◆ Written request: From the entries that follow, list every line in which the string "color" appears.
-- START Material --
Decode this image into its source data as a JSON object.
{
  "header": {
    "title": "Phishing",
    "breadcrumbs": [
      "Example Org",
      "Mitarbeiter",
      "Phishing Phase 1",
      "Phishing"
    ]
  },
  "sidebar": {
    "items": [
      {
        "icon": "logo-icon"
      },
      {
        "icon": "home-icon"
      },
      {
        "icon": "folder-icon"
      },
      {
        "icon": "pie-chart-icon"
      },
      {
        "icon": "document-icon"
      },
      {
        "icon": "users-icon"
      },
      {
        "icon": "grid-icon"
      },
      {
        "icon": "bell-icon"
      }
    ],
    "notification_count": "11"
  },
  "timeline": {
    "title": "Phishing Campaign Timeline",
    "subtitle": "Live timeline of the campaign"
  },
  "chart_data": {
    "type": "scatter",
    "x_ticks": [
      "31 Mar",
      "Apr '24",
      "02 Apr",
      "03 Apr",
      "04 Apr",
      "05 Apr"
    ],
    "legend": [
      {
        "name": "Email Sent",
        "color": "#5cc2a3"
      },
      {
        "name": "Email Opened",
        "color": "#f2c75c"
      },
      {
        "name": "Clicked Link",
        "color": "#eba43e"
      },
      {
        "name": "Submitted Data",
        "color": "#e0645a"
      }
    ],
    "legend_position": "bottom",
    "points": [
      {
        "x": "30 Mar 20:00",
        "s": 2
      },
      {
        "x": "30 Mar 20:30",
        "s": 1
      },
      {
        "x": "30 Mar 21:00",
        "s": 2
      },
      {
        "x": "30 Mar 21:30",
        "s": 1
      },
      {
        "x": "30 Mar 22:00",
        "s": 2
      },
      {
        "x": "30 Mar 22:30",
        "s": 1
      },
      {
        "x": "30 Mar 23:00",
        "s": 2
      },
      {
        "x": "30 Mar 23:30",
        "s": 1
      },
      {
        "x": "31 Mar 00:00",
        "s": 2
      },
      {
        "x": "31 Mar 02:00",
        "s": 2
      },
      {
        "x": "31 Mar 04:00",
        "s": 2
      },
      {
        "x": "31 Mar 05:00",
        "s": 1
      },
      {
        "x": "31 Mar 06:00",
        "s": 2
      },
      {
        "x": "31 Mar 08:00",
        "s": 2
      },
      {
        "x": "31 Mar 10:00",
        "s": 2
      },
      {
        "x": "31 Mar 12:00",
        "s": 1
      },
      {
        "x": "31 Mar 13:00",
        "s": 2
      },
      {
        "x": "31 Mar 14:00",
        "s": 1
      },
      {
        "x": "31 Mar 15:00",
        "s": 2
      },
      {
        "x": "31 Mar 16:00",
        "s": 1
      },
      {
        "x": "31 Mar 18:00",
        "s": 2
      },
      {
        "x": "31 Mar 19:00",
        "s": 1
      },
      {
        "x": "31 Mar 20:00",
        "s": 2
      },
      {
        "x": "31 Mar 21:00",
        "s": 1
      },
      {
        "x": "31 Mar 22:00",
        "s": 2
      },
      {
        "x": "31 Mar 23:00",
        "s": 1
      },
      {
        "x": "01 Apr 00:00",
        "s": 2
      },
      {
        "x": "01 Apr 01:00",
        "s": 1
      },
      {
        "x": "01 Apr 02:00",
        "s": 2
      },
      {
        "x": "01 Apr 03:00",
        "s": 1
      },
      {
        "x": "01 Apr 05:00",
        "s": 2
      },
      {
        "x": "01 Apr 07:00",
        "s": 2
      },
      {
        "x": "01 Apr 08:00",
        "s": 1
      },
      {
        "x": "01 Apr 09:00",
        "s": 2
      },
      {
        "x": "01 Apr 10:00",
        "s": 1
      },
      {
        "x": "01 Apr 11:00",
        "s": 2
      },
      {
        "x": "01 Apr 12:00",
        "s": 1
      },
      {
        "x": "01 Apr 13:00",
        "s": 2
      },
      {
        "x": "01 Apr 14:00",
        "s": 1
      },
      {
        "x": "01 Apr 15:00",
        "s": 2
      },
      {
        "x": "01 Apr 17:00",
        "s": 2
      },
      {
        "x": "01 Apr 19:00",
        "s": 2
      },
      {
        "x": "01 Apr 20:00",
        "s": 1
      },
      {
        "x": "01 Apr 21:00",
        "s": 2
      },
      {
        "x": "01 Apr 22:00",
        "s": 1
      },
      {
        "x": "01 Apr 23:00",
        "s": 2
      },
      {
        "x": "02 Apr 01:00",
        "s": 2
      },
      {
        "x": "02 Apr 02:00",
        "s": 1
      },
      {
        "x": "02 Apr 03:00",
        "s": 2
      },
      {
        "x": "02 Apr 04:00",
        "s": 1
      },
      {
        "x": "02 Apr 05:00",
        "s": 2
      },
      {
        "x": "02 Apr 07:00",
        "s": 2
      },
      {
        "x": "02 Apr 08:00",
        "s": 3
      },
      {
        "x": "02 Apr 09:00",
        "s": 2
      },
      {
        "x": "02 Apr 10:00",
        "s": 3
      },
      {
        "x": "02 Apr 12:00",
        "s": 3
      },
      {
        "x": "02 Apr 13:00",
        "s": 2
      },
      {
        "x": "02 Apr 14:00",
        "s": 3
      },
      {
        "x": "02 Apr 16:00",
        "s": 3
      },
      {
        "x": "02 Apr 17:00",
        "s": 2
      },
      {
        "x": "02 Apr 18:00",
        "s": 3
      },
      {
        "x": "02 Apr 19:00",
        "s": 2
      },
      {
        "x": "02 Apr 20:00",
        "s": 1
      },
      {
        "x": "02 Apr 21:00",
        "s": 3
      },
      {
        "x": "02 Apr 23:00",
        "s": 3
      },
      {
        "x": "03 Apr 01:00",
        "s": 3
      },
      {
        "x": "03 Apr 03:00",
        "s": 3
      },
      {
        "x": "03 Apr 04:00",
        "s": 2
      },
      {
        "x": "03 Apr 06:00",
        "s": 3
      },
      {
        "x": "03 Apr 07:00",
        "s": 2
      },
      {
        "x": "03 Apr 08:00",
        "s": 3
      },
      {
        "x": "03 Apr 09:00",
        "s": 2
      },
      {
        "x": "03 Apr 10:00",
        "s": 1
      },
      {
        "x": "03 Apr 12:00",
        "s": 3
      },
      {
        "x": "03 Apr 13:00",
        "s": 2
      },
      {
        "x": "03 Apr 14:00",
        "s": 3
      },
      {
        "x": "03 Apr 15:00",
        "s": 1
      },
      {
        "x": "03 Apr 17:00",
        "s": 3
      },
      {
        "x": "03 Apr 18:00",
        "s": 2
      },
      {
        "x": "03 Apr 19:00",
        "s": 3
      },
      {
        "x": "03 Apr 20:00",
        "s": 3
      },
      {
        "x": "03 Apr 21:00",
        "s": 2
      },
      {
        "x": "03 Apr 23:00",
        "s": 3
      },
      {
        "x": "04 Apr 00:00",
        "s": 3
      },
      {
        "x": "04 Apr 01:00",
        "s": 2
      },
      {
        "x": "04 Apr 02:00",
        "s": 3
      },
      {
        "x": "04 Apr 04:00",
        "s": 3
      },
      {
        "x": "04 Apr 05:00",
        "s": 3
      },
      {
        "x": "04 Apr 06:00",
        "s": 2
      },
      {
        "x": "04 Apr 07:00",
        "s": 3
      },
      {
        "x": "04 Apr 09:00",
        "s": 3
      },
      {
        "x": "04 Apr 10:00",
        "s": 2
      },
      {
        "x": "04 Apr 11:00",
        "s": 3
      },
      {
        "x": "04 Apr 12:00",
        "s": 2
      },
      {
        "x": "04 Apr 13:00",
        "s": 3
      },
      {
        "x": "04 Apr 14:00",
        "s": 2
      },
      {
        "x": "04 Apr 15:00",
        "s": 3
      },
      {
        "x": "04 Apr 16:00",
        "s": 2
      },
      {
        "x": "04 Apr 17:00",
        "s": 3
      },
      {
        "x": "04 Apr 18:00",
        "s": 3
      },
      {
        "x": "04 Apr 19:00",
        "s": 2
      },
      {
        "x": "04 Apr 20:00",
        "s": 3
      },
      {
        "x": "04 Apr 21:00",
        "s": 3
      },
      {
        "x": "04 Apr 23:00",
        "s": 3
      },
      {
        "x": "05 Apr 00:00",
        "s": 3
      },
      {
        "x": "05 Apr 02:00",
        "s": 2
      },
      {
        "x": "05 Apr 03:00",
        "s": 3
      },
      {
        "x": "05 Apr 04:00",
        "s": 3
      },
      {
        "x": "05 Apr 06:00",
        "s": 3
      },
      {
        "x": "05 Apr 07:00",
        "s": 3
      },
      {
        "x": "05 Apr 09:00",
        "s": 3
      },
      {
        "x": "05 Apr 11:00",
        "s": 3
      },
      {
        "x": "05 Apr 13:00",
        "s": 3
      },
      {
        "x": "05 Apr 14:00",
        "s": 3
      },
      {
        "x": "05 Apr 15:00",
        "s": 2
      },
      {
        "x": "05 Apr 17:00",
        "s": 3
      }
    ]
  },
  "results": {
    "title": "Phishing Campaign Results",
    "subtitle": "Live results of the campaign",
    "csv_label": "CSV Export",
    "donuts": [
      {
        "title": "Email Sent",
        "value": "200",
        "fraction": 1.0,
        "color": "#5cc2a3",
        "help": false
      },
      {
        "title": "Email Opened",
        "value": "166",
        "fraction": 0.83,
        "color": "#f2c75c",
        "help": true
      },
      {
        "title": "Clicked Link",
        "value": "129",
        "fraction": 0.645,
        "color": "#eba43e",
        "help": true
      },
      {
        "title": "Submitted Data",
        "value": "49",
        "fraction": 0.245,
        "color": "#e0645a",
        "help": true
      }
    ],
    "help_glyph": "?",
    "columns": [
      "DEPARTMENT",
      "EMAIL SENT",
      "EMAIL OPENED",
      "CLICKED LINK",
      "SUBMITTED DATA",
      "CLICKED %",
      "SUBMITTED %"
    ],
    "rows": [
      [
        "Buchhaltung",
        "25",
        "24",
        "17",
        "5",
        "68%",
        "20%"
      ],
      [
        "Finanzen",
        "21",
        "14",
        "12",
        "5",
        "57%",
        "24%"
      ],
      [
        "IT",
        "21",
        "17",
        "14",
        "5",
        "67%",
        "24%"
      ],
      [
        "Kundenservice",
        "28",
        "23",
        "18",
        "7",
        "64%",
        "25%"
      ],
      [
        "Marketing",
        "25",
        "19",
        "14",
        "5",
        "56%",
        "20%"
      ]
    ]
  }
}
-- END Material --
◆ Output of the task:
        "color": "#5cc2a3"
        "color": "#f2c75c"
        "color": "#eba43e"
        "color": "#e0645a"
        "color": "#5cc2a3",
        "color": "#f2c75c",
        "color": "#eba43e",
        "color": "#e0645a",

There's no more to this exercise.